Goal of the exercise: Within the records below, find each line with the word "Total" and copy it out.

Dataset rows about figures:
-- Opening Marker --
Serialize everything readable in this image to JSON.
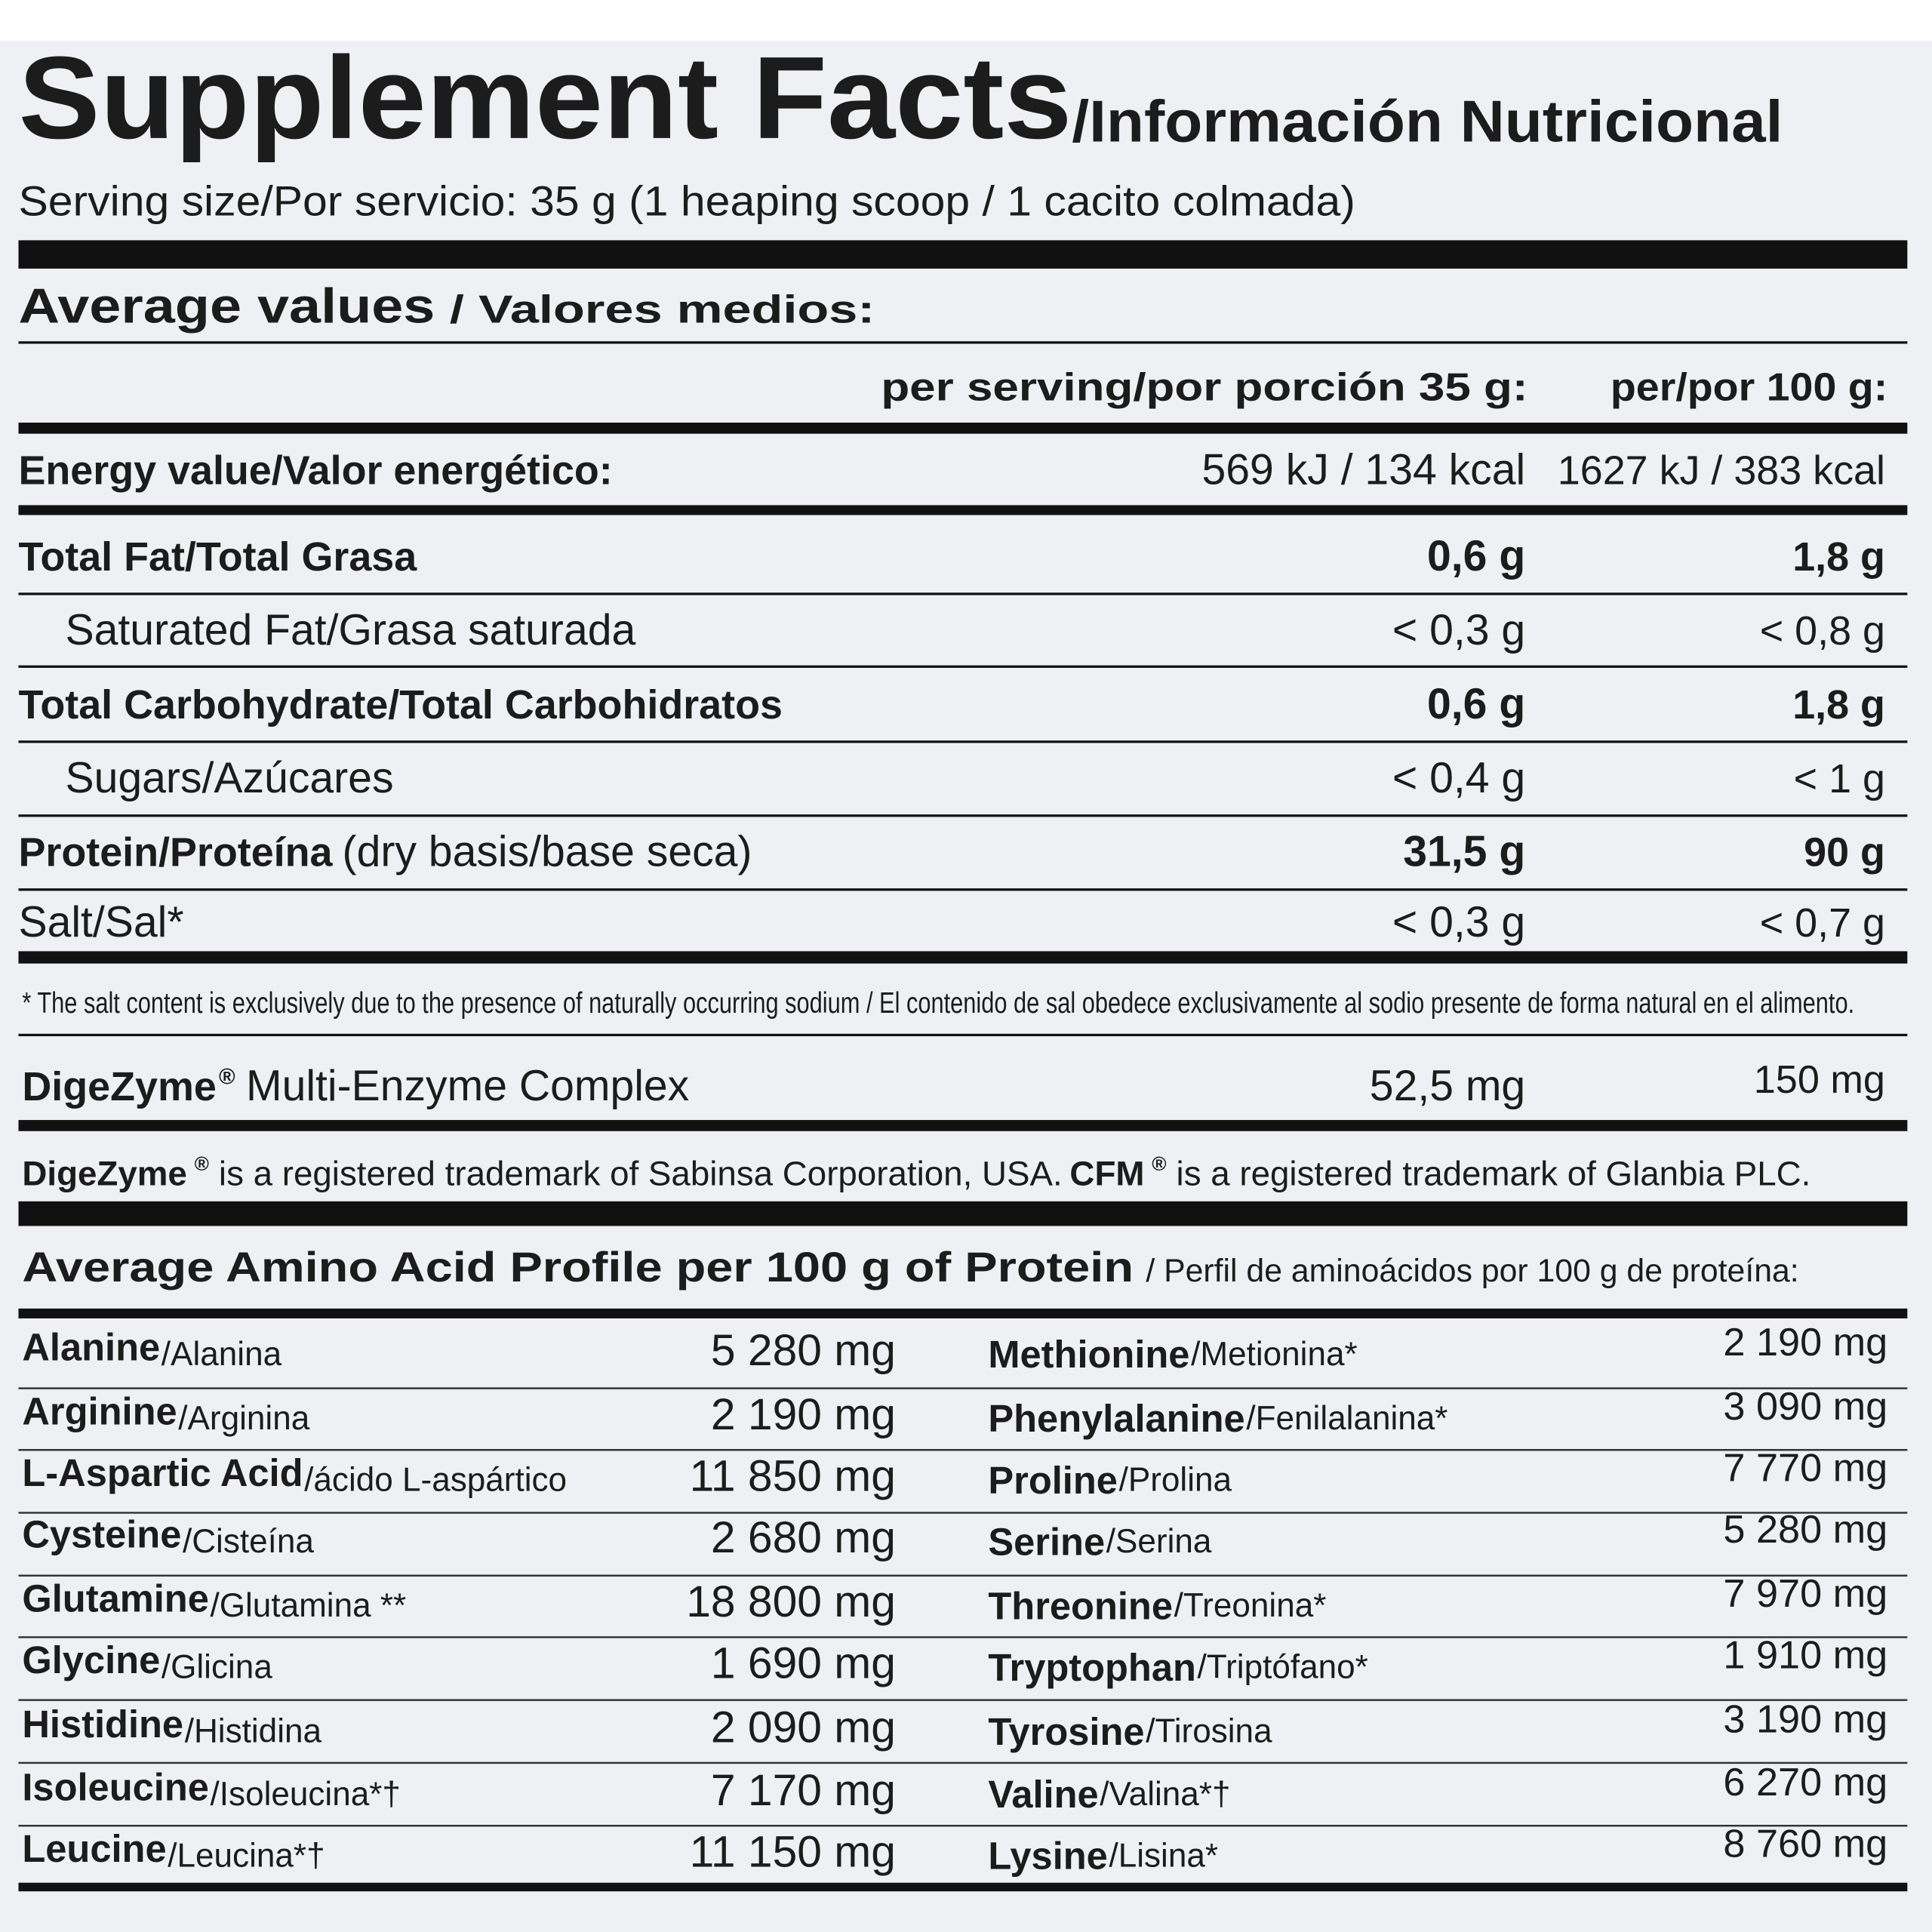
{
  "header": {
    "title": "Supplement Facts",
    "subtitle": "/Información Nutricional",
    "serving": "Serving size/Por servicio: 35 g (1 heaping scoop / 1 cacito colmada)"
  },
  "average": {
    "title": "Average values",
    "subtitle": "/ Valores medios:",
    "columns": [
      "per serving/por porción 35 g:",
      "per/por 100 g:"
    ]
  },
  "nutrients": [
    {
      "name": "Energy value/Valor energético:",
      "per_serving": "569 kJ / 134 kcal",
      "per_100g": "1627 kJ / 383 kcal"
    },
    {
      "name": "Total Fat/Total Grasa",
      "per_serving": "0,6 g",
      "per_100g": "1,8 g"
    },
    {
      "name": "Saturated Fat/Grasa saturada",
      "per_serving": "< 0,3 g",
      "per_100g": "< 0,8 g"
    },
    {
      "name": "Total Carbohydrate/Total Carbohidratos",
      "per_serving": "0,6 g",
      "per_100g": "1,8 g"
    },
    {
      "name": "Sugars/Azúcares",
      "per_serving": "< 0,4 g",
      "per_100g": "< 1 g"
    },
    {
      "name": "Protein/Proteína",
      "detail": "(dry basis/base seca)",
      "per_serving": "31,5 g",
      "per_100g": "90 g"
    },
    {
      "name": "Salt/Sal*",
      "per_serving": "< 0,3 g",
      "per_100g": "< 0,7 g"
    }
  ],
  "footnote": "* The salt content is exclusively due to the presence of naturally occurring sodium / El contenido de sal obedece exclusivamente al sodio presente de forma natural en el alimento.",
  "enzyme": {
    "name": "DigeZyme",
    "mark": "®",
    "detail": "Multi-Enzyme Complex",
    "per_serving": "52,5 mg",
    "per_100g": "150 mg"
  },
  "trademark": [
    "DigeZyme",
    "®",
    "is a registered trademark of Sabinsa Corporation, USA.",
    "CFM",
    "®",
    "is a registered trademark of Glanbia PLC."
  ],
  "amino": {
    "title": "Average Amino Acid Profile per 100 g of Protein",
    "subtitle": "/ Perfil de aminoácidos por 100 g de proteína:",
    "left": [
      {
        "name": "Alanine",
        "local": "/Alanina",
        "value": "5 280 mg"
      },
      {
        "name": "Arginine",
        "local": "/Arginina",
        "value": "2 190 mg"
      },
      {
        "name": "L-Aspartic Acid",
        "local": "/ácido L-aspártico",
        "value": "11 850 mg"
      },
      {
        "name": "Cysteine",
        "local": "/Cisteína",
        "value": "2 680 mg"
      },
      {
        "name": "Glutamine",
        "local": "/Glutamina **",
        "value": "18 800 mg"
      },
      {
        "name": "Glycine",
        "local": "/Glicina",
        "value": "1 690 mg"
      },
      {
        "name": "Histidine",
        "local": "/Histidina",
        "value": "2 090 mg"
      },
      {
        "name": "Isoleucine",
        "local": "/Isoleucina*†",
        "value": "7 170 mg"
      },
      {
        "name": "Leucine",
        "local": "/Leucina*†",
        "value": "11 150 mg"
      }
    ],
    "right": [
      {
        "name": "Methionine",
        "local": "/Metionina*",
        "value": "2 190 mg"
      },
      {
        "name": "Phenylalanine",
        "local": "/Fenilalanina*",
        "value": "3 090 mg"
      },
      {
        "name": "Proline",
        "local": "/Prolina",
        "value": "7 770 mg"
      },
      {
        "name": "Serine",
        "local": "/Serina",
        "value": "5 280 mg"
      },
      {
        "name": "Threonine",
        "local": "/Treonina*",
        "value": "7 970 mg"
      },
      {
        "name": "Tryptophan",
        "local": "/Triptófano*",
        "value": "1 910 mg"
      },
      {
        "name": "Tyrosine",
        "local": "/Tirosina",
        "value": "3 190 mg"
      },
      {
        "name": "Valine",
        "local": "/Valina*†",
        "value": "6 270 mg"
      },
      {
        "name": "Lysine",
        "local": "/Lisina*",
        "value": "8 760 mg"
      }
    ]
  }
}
-- Closing Marker --
Result of this exercise:
      "name": "Total Fat/Total Grasa",
      "name": "Total Carbohydrate/Total Carbohidratos",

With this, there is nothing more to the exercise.